__GIVEN PROBLEM__.
Pictures do not belong in the copy; transcribe everything else in the records exactly.

--- STORED RECORDS ---

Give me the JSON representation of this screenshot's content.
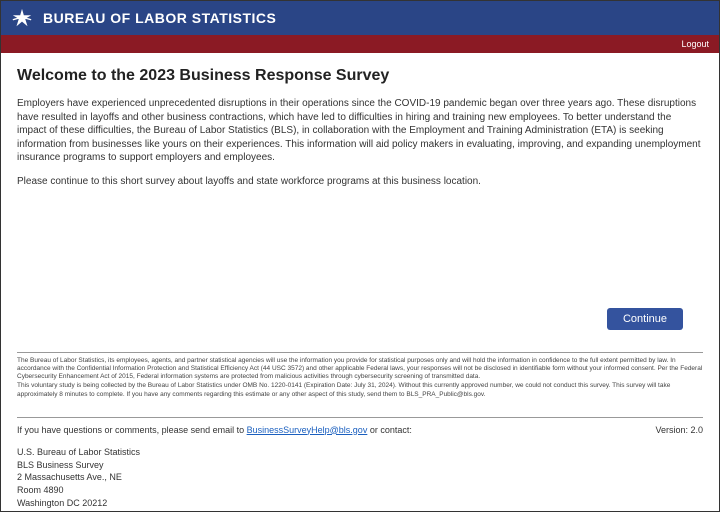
{
  "header": {
    "site_title": "BUREAU OF LABOR STATISTICS",
    "logout": "Logout"
  },
  "main": {
    "welcome": "Welcome to the 2023 Business Response Survey",
    "intro_p1": "Employers have experienced unprecedented disruptions in their operations since the COVID-19 pandemic began over three years ago. These disruptions have resulted in layoffs and other business contractions, which have led to difficulties in hiring and training new employees. To better understand the impact of these difficulties, the Bureau of Labor Statistics (BLS), in collaboration with the Employment and Training Administration (ETA) is seeking information from businesses like yours on their experiences. This information will aid policy makers in evaluating, improving, and expanding unemployment insurance programs to support employers and employees.",
    "intro_p2": "Please continue to this short survey about layoffs and state workforce programs at this business location.",
    "continue_label": "Continue"
  },
  "disclaimer": {
    "p1": "The Bureau of Labor Statistics, its employees, agents, and partner statistical agencies will use the information you provide for statistical purposes only and will hold the information in confidence to the full extent permitted by law. In accordance with the Confidential Information Protection and Statistical Efficiency Act (44 USC 3572) and other applicable Federal laws, your responses will not be disclosed in identifiable form without your informed consent. Per the Federal Cybersecurity Enhancement Act of 2015, Federal information systems are protected from malicious activities through cybersecurity screening of transmitted data.",
    "p2": "This voluntary study is being collected by the Bureau of Labor Statistics under OMB No. 1220-0141 (Expiration Date: July 31, 2024). Without this currently approved number, we could not conduct this survey. This survey will take approximately 8 minutes to complete. If you have any comments regarding this estimate or any other aspect of this study, send them to BLS_PRA_Public@bls.gov."
  },
  "footer": {
    "help_prefix": "If you have questions or comments, please send email to ",
    "help_email": "BusinessSurveyHelp@bls.gov",
    "help_suffix": " or contact:",
    "version_label": "Version: 2.0",
    "address": {
      "l1": "U.S. Bureau of Labor Statistics",
      "l2": "BLS Business Survey",
      "l3": "2 Massachusetts Ave., NE",
      "l4": "Room 4890",
      "l5": "Washington DC 20212"
    }
  }
}
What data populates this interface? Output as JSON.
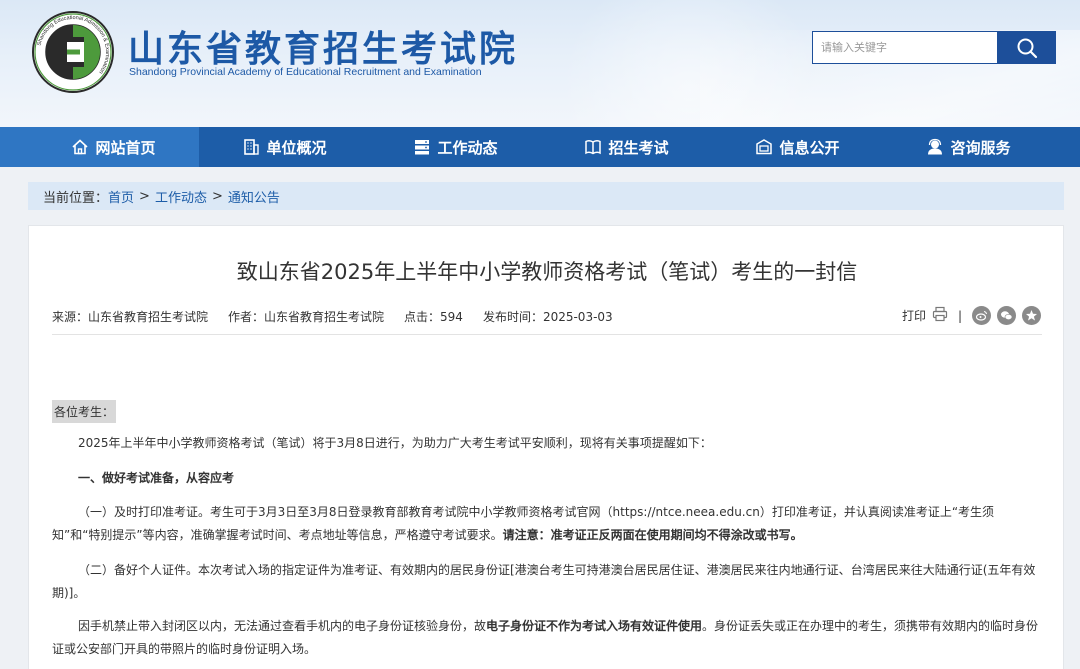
{
  "header": {
    "title": "山东省教育招生考试院",
    "subtitle": "Shandong Provincial Academy of Educational Recruitment and Examination",
    "logo_ring_text": "Shandong Educational Admission & Examination",
    "search_placeholder": "请输入关键字"
  },
  "nav": [
    {
      "label": "网站首页",
      "icon": "home-icon"
    },
    {
      "label": "单位概况",
      "icon": "building-icon"
    },
    {
      "label": "工作动态",
      "icon": "server-icon"
    },
    {
      "label": "招生考试",
      "icon": "book-icon"
    },
    {
      "label": "信息公开",
      "icon": "info-card-icon"
    },
    {
      "label": "咨询服务",
      "icon": "user-service-icon"
    }
  ],
  "breadcrumb": {
    "prefix": "当前位置：",
    "items": [
      "首页",
      "工作动态",
      "通知公告"
    ],
    "sep": ">"
  },
  "article": {
    "title": "致山东省2025年上半年中小学教师资格考试（笔试）考生的一封信",
    "meta": {
      "source": "来源：山东省教育招生考试院",
      "author": "作者：山东省教育招生考试院",
      "clicks": "点击：594",
      "date": "发布时间：2025-03-03"
    },
    "tools": {
      "print": "打印",
      "sep": "|"
    },
    "greeting": "各位考生：",
    "p1": "2025年上半年中小学教师资格考试（笔试）将于3月8日进行，为助力广大考生考试平安顺利，现将有关事项提醒如下：",
    "h1": "一、做好考试准备，从容应考",
    "p2_text": "（一）及时打印准考证。考生可于3月3日至3月8日登录教育部教育考试院中小学教师资格考试官网（https://ntce.neea.edu.cn）打印准考证，并认真阅读准考证上“考生须知”和“特别提示”等内容，准确掌握考试时间、考点地址等信息，严格遵守考试要求。",
    "p2_bold": "请注意：准考证正反两面在使用期间均不得涂改或书写。",
    "p3": "（二）备好个人证件。本次考试入场的指定证件为准考证、有效期内的居民身份证[港澳台考生可持港澳台居民居住证、港澳居民来往内地通行证、台湾居民来往大陆通行证(五年有效期)]。",
    "p4_a": "因手机禁止带入封闭区以内，无法通过查看手机内的电子身份证核验身份，故",
    "p4_bold": "电子身份证不作为考试入场有效证件使用",
    "p4_b": "。身份证丢失或正在办理中的考生，须携带有效期内的临时身份证或公安部门开具的带照片的临时身份证明入场。"
  },
  "colors": {
    "nav": "#1d5da8",
    "nav_active": "#2f76c3",
    "brand": "#1d59a6"
  }
}
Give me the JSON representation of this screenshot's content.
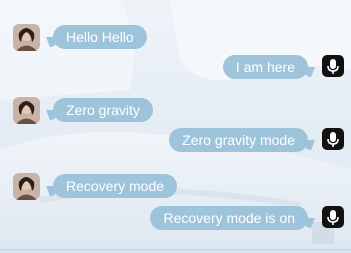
{
  "colors": {
    "bubble": "#9ec4db",
    "bubble_text": "#ffffff",
    "mic_bg": "#111111",
    "mic_icon": "#ffffff"
  },
  "messages": [
    {
      "side": "left",
      "text": "Hello Hello",
      "icon": "avatar"
    },
    {
      "side": "right",
      "text": "I am here",
      "icon": "microphone-icon"
    },
    {
      "side": "left",
      "text": "Zero gravity",
      "icon": "avatar"
    },
    {
      "side": "right",
      "text": "Zero gravity mode",
      "icon": "microphone-icon"
    },
    {
      "side": "left",
      "text": "Recovery mode",
      "icon": "avatar"
    },
    {
      "side": "right",
      "text": "Recovery mode is on",
      "icon": "microphone-icon"
    }
  ]
}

---

__TASK RESPONSE__.
Give me the JSON representation of this screenshot's content.
{
  "header": {
    "site_title": "BUREAU OF LABOR STATISTICS",
    "logout": "Logout"
  },
  "main": {
    "welcome": "Welcome to the 2023 Business Response Survey",
    "intro_p1": "Employers have experienced unprecedented disruptions in their operations since the COVID-19 pandemic began over three years ago. These disruptions have resulted in layoffs and other business contractions, which have led to difficulties in hiring and training new employees. To better understand the impact of these difficulties, the Bureau of Labor Statistics (BLS), in collaboration with the Employment and Training Administration (ETA) is seeking information from businesses like yours on their experiences. This information will aid policy makers in evaluating, improving, and expanding unemployment insurance programs to support employers and employees.",
    "intro_p2": "Please continue to this short survey about layoffs and state workforce programs at this business location.",
    "continue_label": "Continue"
  },
  "disclaimer": {
    "p1": "The Bureau of Labor Statistics, its employees, agents, and partner statistical agencies will use the information you provide for statistical purposes only and will hold the information in confidence to the full extent permitted by law. In accordance with the Confidential Information Protection and Statistical Efficiency Act (44 USC 3572) and other applicable Federal laws, your responses will not be disclosed in identifiable form without your informed consent. Per the Federal Cybersecurity Enhancement Act of 2015, Federal information systems are protected from malicious activities through cybersecurity screening of transmitted data.",
    "p2": "This voluntary study is being collected by the Bureau of Labor Statistics under OMB No. 1220-0141 (Expiration Date: July 31, 2024). Without this currently approved number, we could not conduct this survey. This survey will take approximately 8 minutes to complete. If you have any comments regarding this estimate or any other aspect of this study, send them to BLS_PRA_Public@bls.gov."
  },
  "footer": {
    "help_prefix": "If you have questions or comments, please send email to ",
    "help_email": "BusinessSurveyHelp@bls.gov",
    "help_suffix": " or contact:",
    "version_label": "Version: 2.0",
    "address": {
      "l1": "U.S. Bureau of Labor Statistics",
      "l2": "BLS Business Survey",
      "l3": "2 Massachusetts Ave., NE",
      "l4": "Room 4890",
      "l5": "Washington DC 20212"
    }
  }
}
What data populates this interface? Output as JSON.
{
  "header": {
    "title": "山东省教育招生考试院",
    "subtitle": "Shandong Provincial Academy of Educational Recruitment and Examination",
    "logo_ring_text": "Shandong Educational Admission & Examination",
    "search_placeholder": "请输入关键字"
  },
  "nav": [
    {
      "label": "网站首页",
      "icon": "home-icon"
    },
    {
      "label": "单位概况",
      "icon": "building-icon"
    },
    {
      "label": "工作动态",
      "icon": "server-icon"
    },
    {
      "label": "招生考试",
      "icon": "book-icon"
    },
    {
      "label": "信息公开",
      "icon": "info-card-icon"
    },
    {
      "label": "咨询服务",
      "icon": "user-service-icon"
    }
  ],
  "breadcrumb": {
    "prefix": "当前位置：",
    "items": [
      "首页",
      "工作动态",
      "通知公告"
    ],
    "sep": ">"
  },
  "article": {
    "title": "致山东省2025年上半年中小学教师资格考试（笔试）考生的一封信",
    "meta": {
      "source": "来源：山东省教育招生考试院",
      "author": "作者：山东省教育招生考试院",
      "clicks": "点击：594",
      "date": "发布时间：2025-03-03"
    },
    "tools": {
      "print": "打印",
      "sep": "|"
    },
    "greeting": "各位考生：",
    "p1": "2025年上半年中小学教师资格考试（笔试）将于3月8日进行，为助力广大考生考试平安顺利，现将有关事项提醒如下：",
    "h1": "一、做好考试准备，从容应考",
    "p2_text": "（一）及时打印准考证。考生可于3月3日至3月8日登录教育部教育考试院中小学教师资格考试官网（https://ntce.neea.edu.cn）打印准考证，并认真阅读准考证上“考生须知”和“特别提示”等内容，准确掌握考试时间、考点地址等信息，严格遵守考试要求。",
    "p2_bold": "请注意：准考证正反两面在使用期间均不得涂改或书写。",
    "p3": "（二）备好个人证件。本次考试入场的指定证件为准考证、有效期内的居民身份证[港澳台考生可持港澳台居民居住证、港澳居民来往内地通行证、台湾居民来往大陆通行证(五年有效期)]。",
    "p4_a": "因手机禁止带入封闭区以内，无法通过查看手机内的电子身份证核验身份，故",
    "p4_bold": "电子身份证不作为考试入场有效证件使用",
    "p4_b": "。身份证丢失或正在办理中的考生，须携带有效期内的临时身份证或公安部门开具的带照片的临时身份证明入场。"
  },
  "colors": {
    "nav": "#1d5da8",
    "nav_active": "#2f76c3",
    "brand": "#1d59a6"
  }
}
Give me the JSON representation of this screenshot's content.
{
  "colors": {
    "bubble": "#9ec4db",
    "bubble_text": "#ffffff",
    "mic_bg": "#111111",
    "mic_icon": "#ffffff"
  },
  "messages": [
    {
      "side": "left",
      "text": "Hello Hello",
      "icon": "avatar"
    },
    {
      "side": "right",
      "text": "I am here",
      "icon": "microphone-icon"
    },
    {
      "side": "left",
      "text": "Zero gravity",
      "icon": "avatar"
    },
    {
      "side": "right",
      "text": "Zero gravity mode",
      "icon": "microphone-icon"
    },
    {
      "side": "left",
      "text": "Recovery mode",
      "icon": "avatar"
    },
    {
      "side": "right",
      "text": "Recovery mode is on",
      "icon": "microphone-icon"
    }
  ]
}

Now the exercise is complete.